[What the exercise asks]: Go through the entries below and print each one exactly, leaving out pictures.

[Data for this exercise]:

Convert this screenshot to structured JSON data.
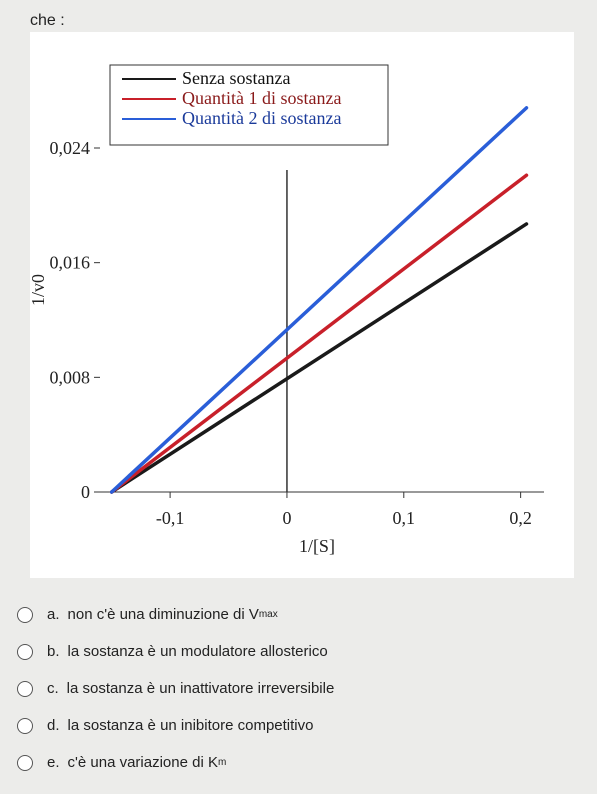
{
  "question": {
    "intro": "che :"
  },
  "chart_data": {
    "type": "line",
    "xlabel": "1/[S]",
    "ylabel": "1/v0",
    "xlim": [
      -0.16,
      0.22
    ],
    "ylim": [
      0,
      0.03
    ],
    "x_ticks": [
      {
        "value": -0.1,
        "label": "-0,1"
      },
      {
        "value": 0,
        "label": "0"
      },
      {
        "value": 0.1,
        "label": "0,1"
      },
      {
        "value": 0.2,
        "label": "0,2"
      }
    ],
    "y_ticks": [
      {
        "value": 0,
        "label": "0"
      },
      {
        "value": 0.008,
        "label": "0,008"
      },
      {
        "value": 0.016,
        "label": "0,016"
      },
      {
        "value": 0.024,
        "label": "0,024"
      }
    ],
    "legend_position": "top-right",
    "series": [
      {
        "name": "Senza sostanza",
        "color": "#1a1a1a",
        "x": [
          -0.15,
          0.205
        ],
        "y": [
          0,
          0.0187
        ]
      },
      {
        "name": "Quantità 1 di sostanza",
        "color": "#c8202a",
        "x": [
          -0.15,
          0.205
        ],
        "y": [
          0,
          0.0221
        ]
      },
      {
        "name": "Quantità 2 di sostanza",
        "color": "#2a5ed8",
        "x": [
          -0.15,
          0.205
        ],
        "y": [
          0,
          0.0268
        ]
      }
    ]
  },
  "options": [
    {
      "letter": "a.",
      "text": "non c'è una diminuzione di V",
      "sub": "max"
    },
    {
      "letter": "b.",
      "text": "la sostanza è un modulatore allosterico",
      "sub": ""
    },
    {
      "letter": "c.",
      "text": "la sostanza è un inattivatore irreversibile",
      "sub": ""
    },
    {
      "letter": "d.",
      "text": "la sostanza è un inibitore competitivo",
      "sub": ""
    },
    {
      "letter": "e.",
      "text": "c'è una variazione di K",
      "sub": "m"
    }
  ]
}
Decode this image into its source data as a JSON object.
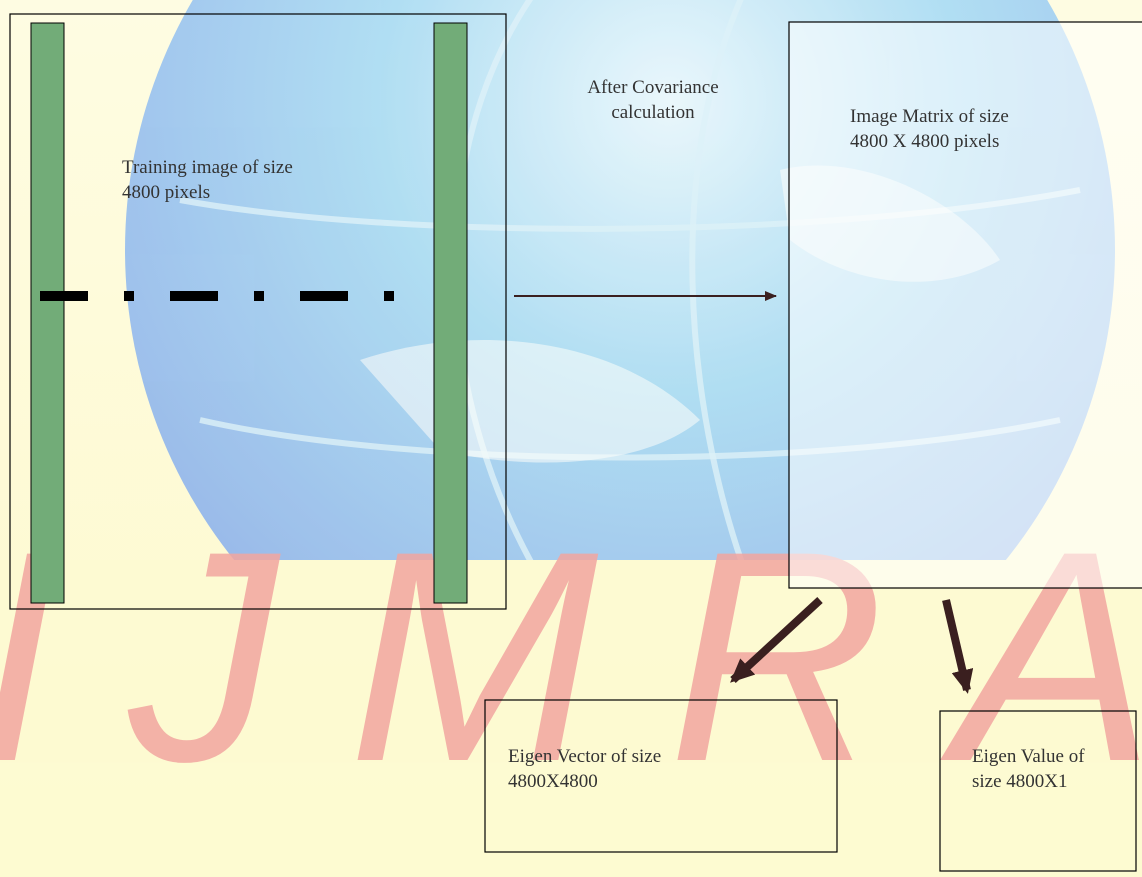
{
  "diagram": {
    "arrow_label": "After Covariance\ncalculation",
    "training_image_label": "Training image of size\n4800 pixels",
    "image_matrix_label": "Image Matrix of size\n4800 X 4800 pixels",
    "eigen_vector_label": "Eigen Vector of size\n4800X4800",
    "eigen_value_label": "Eigen Value of\nsize 4800X1",
    "watermark_text": "IJMRA"
  },
  "colors": {
    "page_tint": "#fdfbd6",
    "globe_blue": "#9fd2f0",
    "globe_edge": "#7fb8e8",
    "watermark_red": "#f2a6a0",
    "bar_green": "#72ac78",
    "arrow_dark": "#3a1f1f",
    "box_border": "#000000"
  }
}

[Written response]:
Convert this screenshot to structured JSON data.
{
  "question": {
    "intro": "che :"
  },
  "chart_data": {
    "type": "line",
    "xlabel": "1/[S]",
    "ylabel": "1/v0",
    "xlim": [
      -0.16,
      0.22
    ],
    "ylim": [
      0,
      0.03
    ],
    "x_ticks": [
      {
        "value": -0.1,
        "label": "-0,1"
      },
      {
        "value": 0,
        "label": "0"
      },
      {
        "value": 0.1,
        "label": "0,1"
      },
      {
        "value": 0.2,
        "label": "0,2"
      }
    ],
    "y_ticks": [
      {
        "value": 0,
        "label": "0"
      },
      {
        "value": 0.008,
        "label": "0,008"
      },
      {
        "value": 0.016,
        "label": "0,016"
      },
      {
        "value": 0.024,
        "label": "0,024"
      }
    ],
    "legend_position": "top-right",
    "series": [
      {
        "name": "Senza sostanza",
        "color": "#1a1a1a",
        "x": [
          -0.15,
          0.205
        ],
        "y": [
          0,
          0.0187
        ]
      },
      {
        "name": "Quantità 1 di sostanza",
        "color": "#c8202a",
        "x": [
          -0.15,
          0.205
        ],
        "y": [
          0,
          0.0221
        ]
      },
      {
        "name": "Quantità 2 di sostanza",
        "color": "#2a5ed8",
        "x": [
          -0.15,
          0.205
        ],
        "y": [
          0,
          0.0268
        ]
      }
    ]
  },
  "options": [
    {
      "letter": "a.",
      "text": "non c'è una diminuzione di V",
      "sub": "max"
    },
    {
      "letter": "b.",
      "text": "la sostanza è un modulatore allosterico",
      "sub": ""
    },
    {
      "letter": "c.",
      "text": "la sostanza è un inattivatore irreversibile",
      "sub": ""
    },
    {
      "letter": "d.",
      "text": "la sostanza è un inibitore competitivo",
      "sub": ""
    },
    {
      "letter": "e.",
      "text": "c'è una variazione di K",
      "sub": "m"
    }
  ]
}
Decode this image into its source data as a JSON object.
{
  "diagram": {
    "arrow_label": "After Covariance\ncalculation",
    "training_image_label": "Training image of size\n4800 pixels",
    "image_matrix_label": "Image Matrix of size\n4800 X 4800 pixels",
    "eigen_vector_label": "Eigen Vector of size\n4800X4800",
    "eigen_value_label": "Eigen Value of\nsize 4800X1",
    "watermark_text": "IJMRA"
  },
  "colors": {
    "page_tint": "#fdfbd6",
    "globe_blue": "#9fd2f0",
    "globe_edge": "#7fb8e8",
    "watermark_red": "#f2a6a0",
    "bar_green": "#72ac78",
    "arrow_dark": "#3a1f1f",
    "box_border": "#000000"
  }
}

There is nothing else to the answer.